Dataset records:

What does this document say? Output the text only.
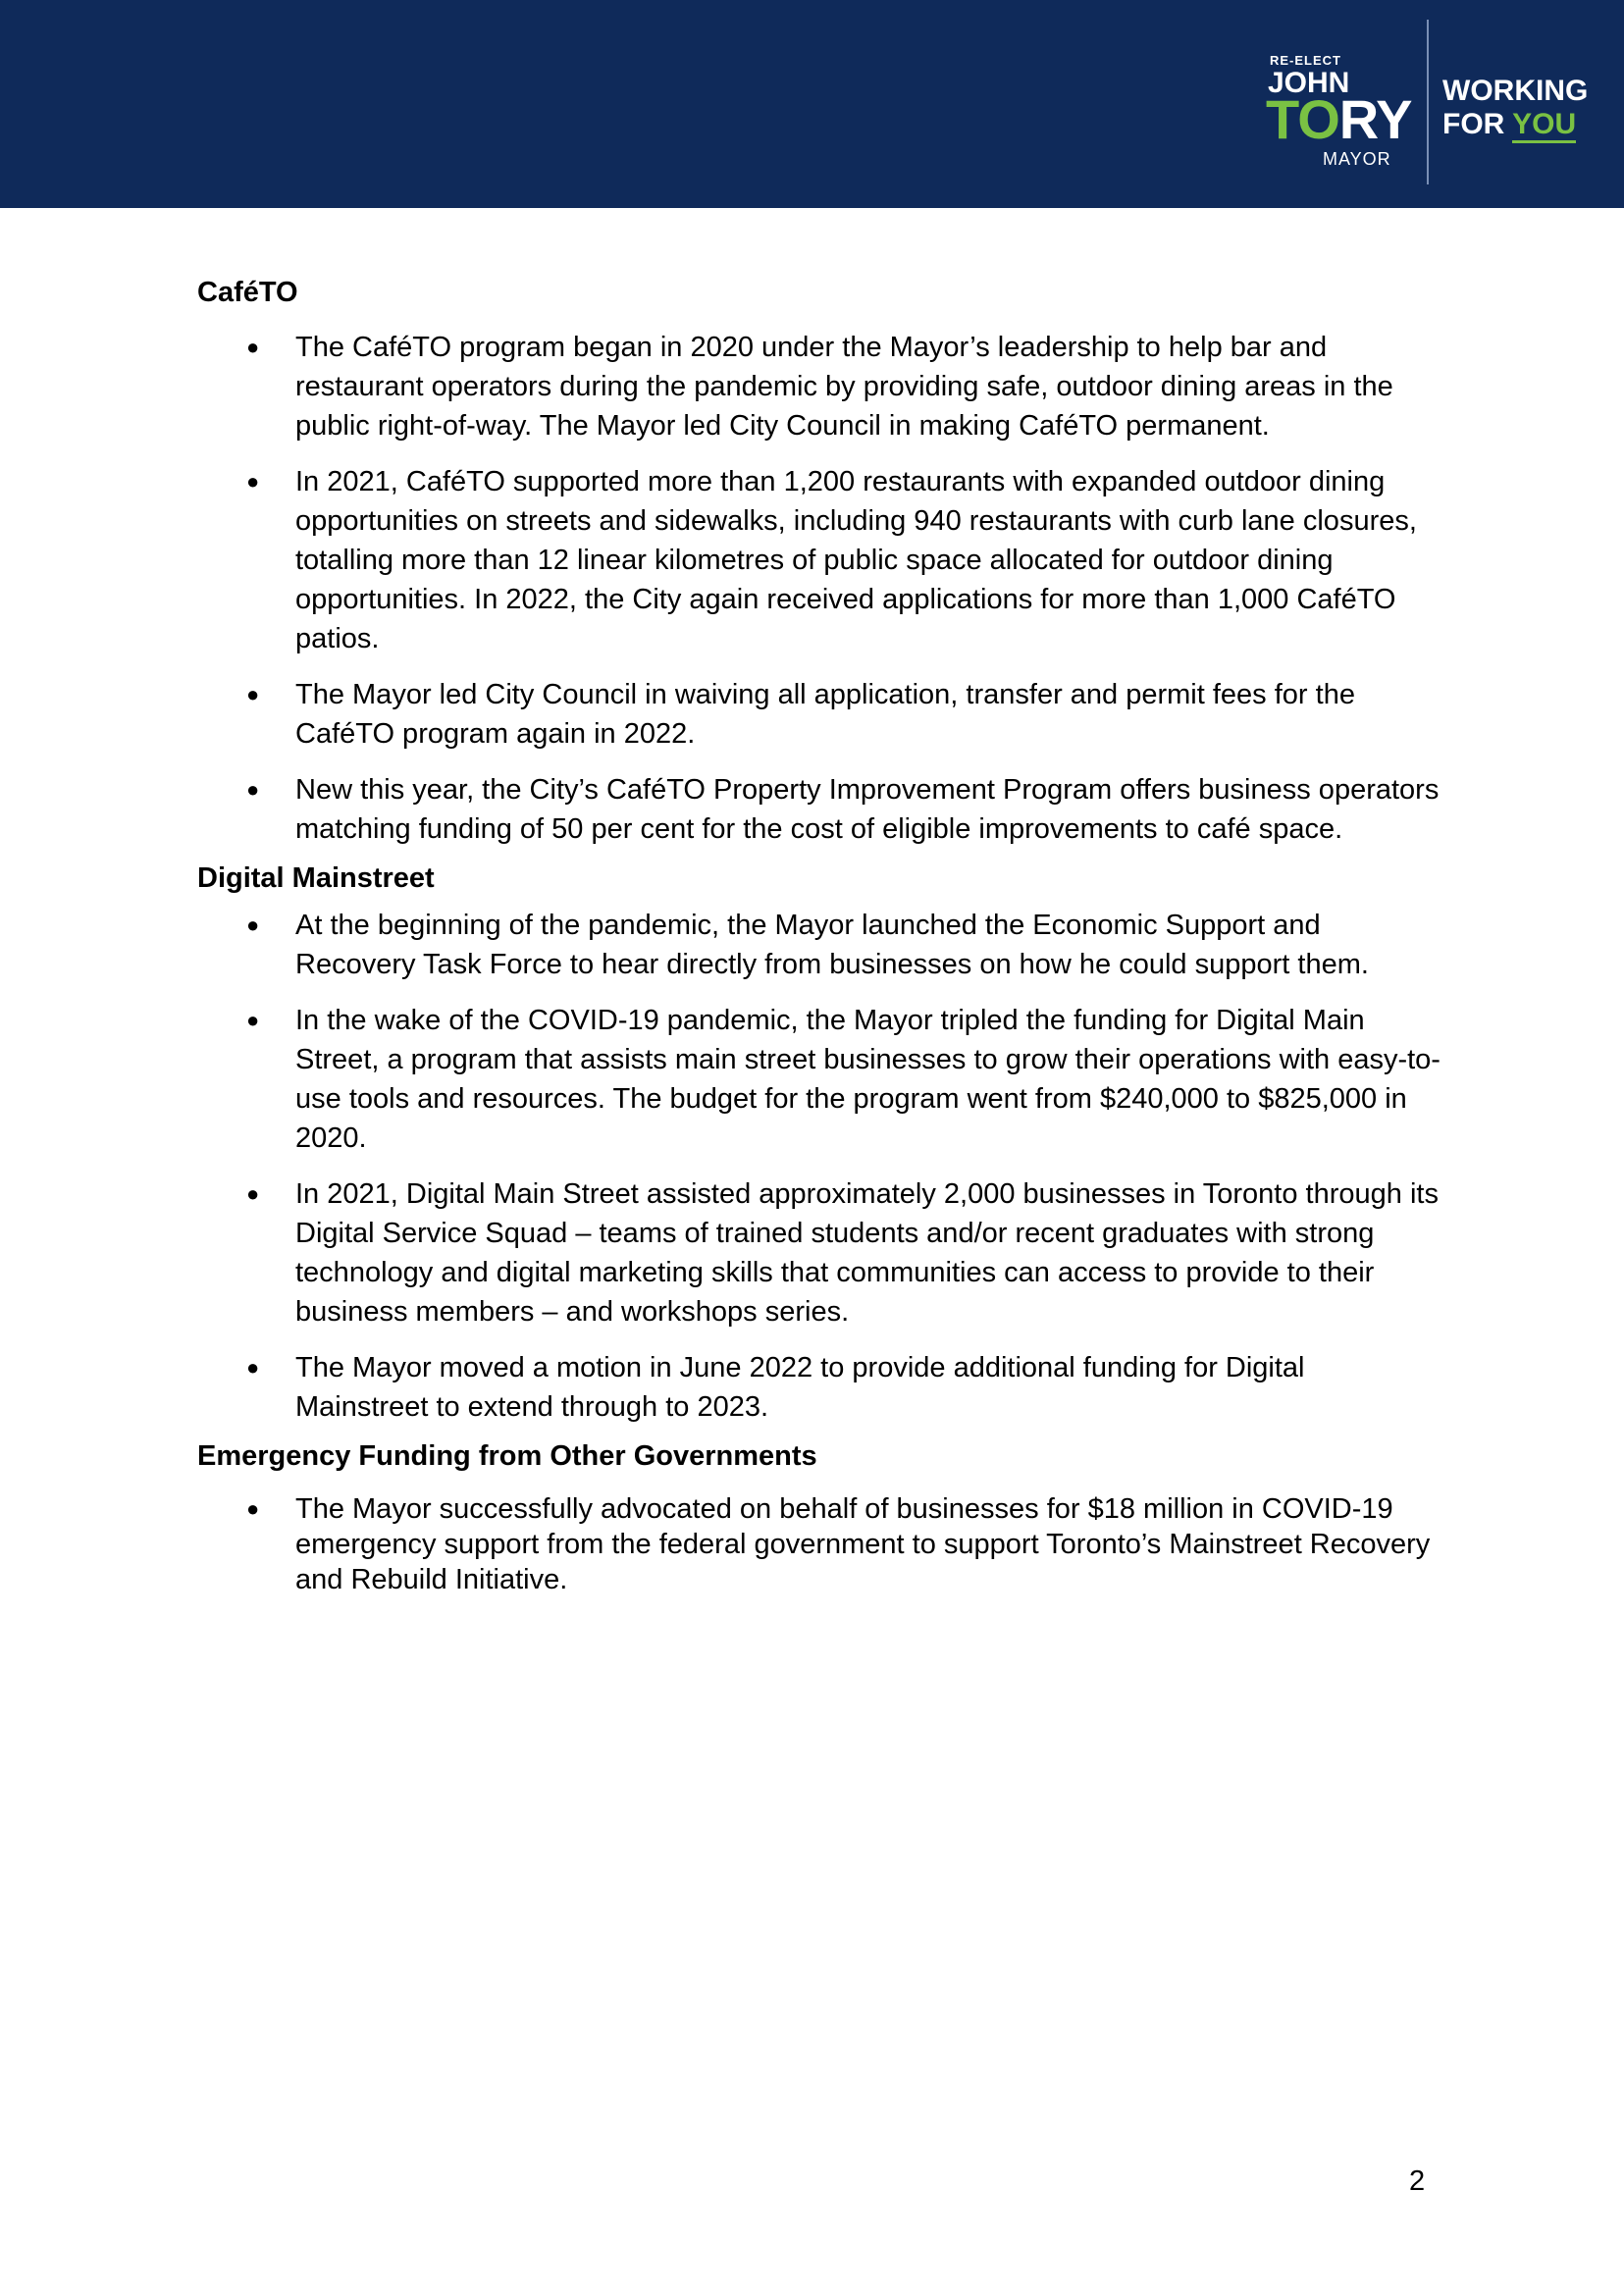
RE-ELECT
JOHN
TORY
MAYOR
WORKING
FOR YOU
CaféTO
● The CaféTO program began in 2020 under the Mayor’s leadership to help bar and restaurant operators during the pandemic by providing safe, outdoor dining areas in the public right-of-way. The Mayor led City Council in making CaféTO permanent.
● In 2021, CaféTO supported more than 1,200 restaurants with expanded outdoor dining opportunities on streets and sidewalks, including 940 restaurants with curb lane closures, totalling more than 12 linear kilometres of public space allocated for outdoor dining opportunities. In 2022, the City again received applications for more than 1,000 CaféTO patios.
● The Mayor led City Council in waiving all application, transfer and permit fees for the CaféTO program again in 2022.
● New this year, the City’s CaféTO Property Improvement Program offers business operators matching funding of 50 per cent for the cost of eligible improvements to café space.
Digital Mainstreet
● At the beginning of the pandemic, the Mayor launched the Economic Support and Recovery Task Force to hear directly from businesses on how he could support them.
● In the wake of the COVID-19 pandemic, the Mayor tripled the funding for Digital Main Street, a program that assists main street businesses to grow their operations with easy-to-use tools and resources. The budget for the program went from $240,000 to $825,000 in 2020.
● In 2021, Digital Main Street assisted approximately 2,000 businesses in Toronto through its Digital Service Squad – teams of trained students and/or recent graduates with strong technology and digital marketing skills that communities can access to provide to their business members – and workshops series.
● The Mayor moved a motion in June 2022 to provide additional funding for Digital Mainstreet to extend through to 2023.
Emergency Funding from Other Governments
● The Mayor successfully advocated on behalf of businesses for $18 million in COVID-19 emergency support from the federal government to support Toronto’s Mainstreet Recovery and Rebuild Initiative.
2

PROBLEM — For each line in the data above that contains the string "public", extract the line.

RIGHT ANSWER —
● The CaféTO program began in 2020 under the Mayor’s leadership to help bar and restaurant operators during the pandemic by providing safe, outdoor dining areas in the public right-of-way. The Mayor led City Council in making CaféTO permanent.
● In 2021, CaféTO supported more than 1,200 restaurants with expanded outdoor dining opportunities on streets and sidewalks, including 940 restaurants with curb lane closures, totalling more than 12 linear kilometres of public space allocated for outdoor dining opportunities. In 2022, the City again received applications for more than 1,000 CaféTO patios.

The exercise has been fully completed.